• **EXERCISE PROMPT**
All records should be reproduced verbatim.

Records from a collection
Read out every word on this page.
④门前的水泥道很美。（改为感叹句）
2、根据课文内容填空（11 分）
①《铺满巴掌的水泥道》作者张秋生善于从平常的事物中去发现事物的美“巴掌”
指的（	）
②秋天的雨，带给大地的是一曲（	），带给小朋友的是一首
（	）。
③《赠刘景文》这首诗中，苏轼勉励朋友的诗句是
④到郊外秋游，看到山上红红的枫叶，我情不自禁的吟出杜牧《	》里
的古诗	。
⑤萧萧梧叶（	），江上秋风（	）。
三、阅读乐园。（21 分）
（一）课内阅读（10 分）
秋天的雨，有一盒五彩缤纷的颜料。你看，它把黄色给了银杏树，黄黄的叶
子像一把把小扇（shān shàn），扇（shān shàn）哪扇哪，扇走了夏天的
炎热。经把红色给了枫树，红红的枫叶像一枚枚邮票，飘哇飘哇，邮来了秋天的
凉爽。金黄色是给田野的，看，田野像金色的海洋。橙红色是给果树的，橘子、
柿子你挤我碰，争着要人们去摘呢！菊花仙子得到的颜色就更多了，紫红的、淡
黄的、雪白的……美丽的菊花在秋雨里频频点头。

• **SOLUTION TO THIS EXERCISE**
Read out every word on this page.
④门前的水泥道很美。（改为感叹句）
2、根据课文内容填空（11 分）
①《铺满巴掌的水泥道》作者张秋生善于从平常的事物中去发现事物的美“巴掌”
指的（	）
②秋天的雨，带给大地的是一曲（	），带给小朋友的是一首
（	）。
③《赠刘景文》这首诗中，苏轼勉励朋友的诗句是
④到郊外秋游，看到山上红红的枫叶，我情不自禁的吟出杜牧《	》里
的古诗	。
⑤萧萧梧叶（	），江上秋风（	）。
三、阅读乐园。（21 分）
（一）课内阅读（10 分）
秋天的雨，有一盒五彩缤纷的颜料。你看，它把黄色给了银杏树，黄黄的叶
子像一把把小扇（shān shàn），扇（shān shàn）哪扇哪，扇走了夏天的
炎热。经把红色给了枫树，红红的枫叶像一枚枚邮票，飘哇飘哇，邮来了秋天的
凉爽。金黄色是给田野的，看，田野像金色的海洋。橙红色是给果树的，橘子、
柿子你挤我碰，争着要人们去摘呢！菊花仙子得到的颜色就更多了，紫红的、淡
黄的、雪白的……美丽的菊花在秋雨里频频点头。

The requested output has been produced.